--- Start ---

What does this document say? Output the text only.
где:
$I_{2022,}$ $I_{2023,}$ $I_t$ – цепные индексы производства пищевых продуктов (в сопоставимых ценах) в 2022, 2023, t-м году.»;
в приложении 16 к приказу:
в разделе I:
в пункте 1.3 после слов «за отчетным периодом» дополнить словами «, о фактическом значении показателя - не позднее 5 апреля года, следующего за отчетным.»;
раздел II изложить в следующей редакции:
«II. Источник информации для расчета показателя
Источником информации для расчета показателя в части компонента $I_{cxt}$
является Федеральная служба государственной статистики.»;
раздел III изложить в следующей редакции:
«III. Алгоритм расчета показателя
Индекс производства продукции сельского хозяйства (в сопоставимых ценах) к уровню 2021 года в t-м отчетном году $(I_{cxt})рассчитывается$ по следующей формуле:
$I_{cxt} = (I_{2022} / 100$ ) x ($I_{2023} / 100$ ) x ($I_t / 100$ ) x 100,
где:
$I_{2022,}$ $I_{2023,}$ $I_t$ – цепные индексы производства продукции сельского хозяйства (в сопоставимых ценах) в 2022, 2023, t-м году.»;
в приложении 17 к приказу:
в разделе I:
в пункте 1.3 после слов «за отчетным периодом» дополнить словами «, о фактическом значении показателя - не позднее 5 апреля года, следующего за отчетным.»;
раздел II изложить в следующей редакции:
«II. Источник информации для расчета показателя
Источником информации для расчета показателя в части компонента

--- End ---

The problem.
Reproduce all of the entries word for word.

Solution to the problem.
What does this document say? Output the text only.
где:
$I_{2022,}$ $I_{2023,}$ $I_t$ – цепные индексы производства пищевых продуктов (в сопоставимых ценах) в 2022, 2023, t-м году.»;
в приложении 16 к приказу:
в разделе I:
в пункте 1.3 после слов «за отчетным периодом» дополнить словами «, о фактическом значении показателя - не позднее 5 апреля года, следующего за отчетным.»;
раздел II изложить в следующей редакции:
«II. Источник информации для расчета показателя
Источником информации для расчета показателя в части компонента $I_{cxt}$
является Федеральная служба государственной статистики.»;
раздел III изложить в следующей редакции:
«III. Алгоритм расчета показателя
Индекс производства продукции сельского хозяйства (в сопоставимых ценах) к уровню 2021 года в t-м отчетном году $(I_{cxt})рассчитывается$ по следующей формуле:
$I_{cxt} = (I_{2022} / 100$ ) x ($I_{2023} / 100$ ) x ($I_t / 100$ ) x 100,
где:
$I_{2022,}$ $I_{2023,}$ $I_t$ – цепные индексы производства продукции сельского хозяйства (в сопоставимых ценах) в 2022, 2023, t-м году.»;
в приложении 17 к приказу:
в разделе I:
в пункте 1.3 после слов «за отчетным периодом» дополнить словами «, о фактическом значении показателя - не позднее 5 апреля года, следующего за отчетным.»;
раздел II изложить в следующей редакции:
«II. Источник информации для расчета показателя
Источником информации для расчета показателя в части компонента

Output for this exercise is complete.